- What this task involves
Please pick up the Breaking Bad finale review where it stops and keep writing it.

- Article

Monday, 10 October 2011

All That's Left: Breaking Bad season finale review


TELEVISION REVIEW

BREAKING BAD: 'Face Off'

I'm honestly not sure how to react to 'Face Off'. By any rational standard, it was a superb episode of television, expertly paced and filled with the big moments of tension and satisfaction that are the stuff of any excellent season finale. On the other hand, this is Breaking Bad, the series which has produced episodes like Crazy Handful Of Nothin', 'One Minute', Crawl Space and which counts the astonishing 'Full Measures' as one of its previous finales. By those standards, 'Face Off' was a frustrating stumble at the final hurdle.

It is an episode of two sides, appropriate given the grizzly image which turned its title into a morbid gag, the best of which was the last move in a battle between two men who had pushed each other to their furthest limits. The less successful side was the one justifying how these events came to play out, giving an unusually cheap answer to the question central to last week's episode but which ended up having few consequences in this one. For a series which has come to be defined by surgically-precise storytelling, laying out every dramatic beat as a chemical sequence of action and reaction, the decision to leave gaps in the viewers' knowledge of how what could prove to be a vital series of events unfolded felt more like stop-gap writing than tantalising mystery.
 
Fingers crossed that at some point in the future, perhaps when Jesse learns how Walter has been manipulating him for so long through terrible misdeeds, the precise events of how Brock came to ingest the poisonous berries will be detailed for us. Until then, it will remain a rare occasion when the writers tried to push through an occurrence that didn't quite add up by trying to hide it under a veil of the enigmatic unknown. Leaving little gaps for the viewers' imaginations to fill can be enormously rewarding - you only have to look at the amazingly detailed backstory that commenter Kot789 devised for Gus on my Crawl Space review to see the results it can produce - but only works if those gaps are in material that supplements the main story, rather than is vital to it. Not knowing everything about Gus makes us more compelled to work him out for ourselves. Not knowing the details of an event crucial to the main characters' decision making is annoying.

[Dataset rows]

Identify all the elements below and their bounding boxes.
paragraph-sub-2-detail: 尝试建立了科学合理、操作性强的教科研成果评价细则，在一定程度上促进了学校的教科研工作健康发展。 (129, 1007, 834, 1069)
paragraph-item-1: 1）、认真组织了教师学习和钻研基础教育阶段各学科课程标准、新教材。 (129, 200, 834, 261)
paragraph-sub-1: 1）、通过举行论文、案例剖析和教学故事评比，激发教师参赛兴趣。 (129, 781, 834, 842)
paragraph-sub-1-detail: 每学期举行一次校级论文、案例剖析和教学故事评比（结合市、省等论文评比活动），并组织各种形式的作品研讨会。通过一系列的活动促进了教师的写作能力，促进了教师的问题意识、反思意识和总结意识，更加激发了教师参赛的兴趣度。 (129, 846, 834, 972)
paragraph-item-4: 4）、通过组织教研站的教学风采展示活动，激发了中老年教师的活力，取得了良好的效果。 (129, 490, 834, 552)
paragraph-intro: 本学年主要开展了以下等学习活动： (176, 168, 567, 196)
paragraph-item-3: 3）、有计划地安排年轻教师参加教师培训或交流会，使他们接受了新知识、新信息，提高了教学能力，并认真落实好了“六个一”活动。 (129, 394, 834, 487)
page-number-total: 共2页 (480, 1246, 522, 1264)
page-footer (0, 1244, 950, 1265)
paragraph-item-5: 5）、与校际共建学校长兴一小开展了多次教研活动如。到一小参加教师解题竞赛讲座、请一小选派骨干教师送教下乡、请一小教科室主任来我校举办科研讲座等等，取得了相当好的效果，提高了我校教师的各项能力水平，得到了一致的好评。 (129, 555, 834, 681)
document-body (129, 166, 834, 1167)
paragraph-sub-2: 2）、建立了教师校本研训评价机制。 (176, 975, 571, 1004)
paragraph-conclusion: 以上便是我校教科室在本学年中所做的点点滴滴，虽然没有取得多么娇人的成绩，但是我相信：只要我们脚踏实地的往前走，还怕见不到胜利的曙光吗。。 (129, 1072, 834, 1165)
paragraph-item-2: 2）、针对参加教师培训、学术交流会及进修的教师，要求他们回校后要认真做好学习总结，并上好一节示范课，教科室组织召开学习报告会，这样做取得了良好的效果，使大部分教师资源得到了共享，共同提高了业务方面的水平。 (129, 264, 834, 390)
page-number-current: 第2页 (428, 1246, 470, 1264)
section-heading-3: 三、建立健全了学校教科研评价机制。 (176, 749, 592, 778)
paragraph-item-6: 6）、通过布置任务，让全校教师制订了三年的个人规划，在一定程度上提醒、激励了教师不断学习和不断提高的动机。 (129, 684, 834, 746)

- Result of this exercise
Worse still is that Breaking Bad creator Vince Gilligan seemed no more able to provide a compelling explanation for how it happened when interviewed by Alan Sepinwall, admitting that it was a 'tricky' situation where he couldn't remember the specifics. If Jesse's cigarette was lifted by Huell, or if the packet was swapped, that's an inconsistency with a character who has been delineated as anything but delicate and whose clumsiness has been a repeated source of comic relief. Those who went back over the scene where he frisked Jesse have also pointed out that his hands were empty. If Gilligan is 'remembering' correctly and that was supposed to be the moment when the ricin cigarette was taken away, it's an egregious example of deliberately being dishonest with viewers to engineer an otherwise impossible situation, putting a tiny crack in Bad's otherwise rock-solid reality. That's all saying nothing of how Walt even managed to get Brock to eat the berries. Fingers crossed that Gilligan and his writers recognise their mistake and do some retconning while wrapping up the series next season.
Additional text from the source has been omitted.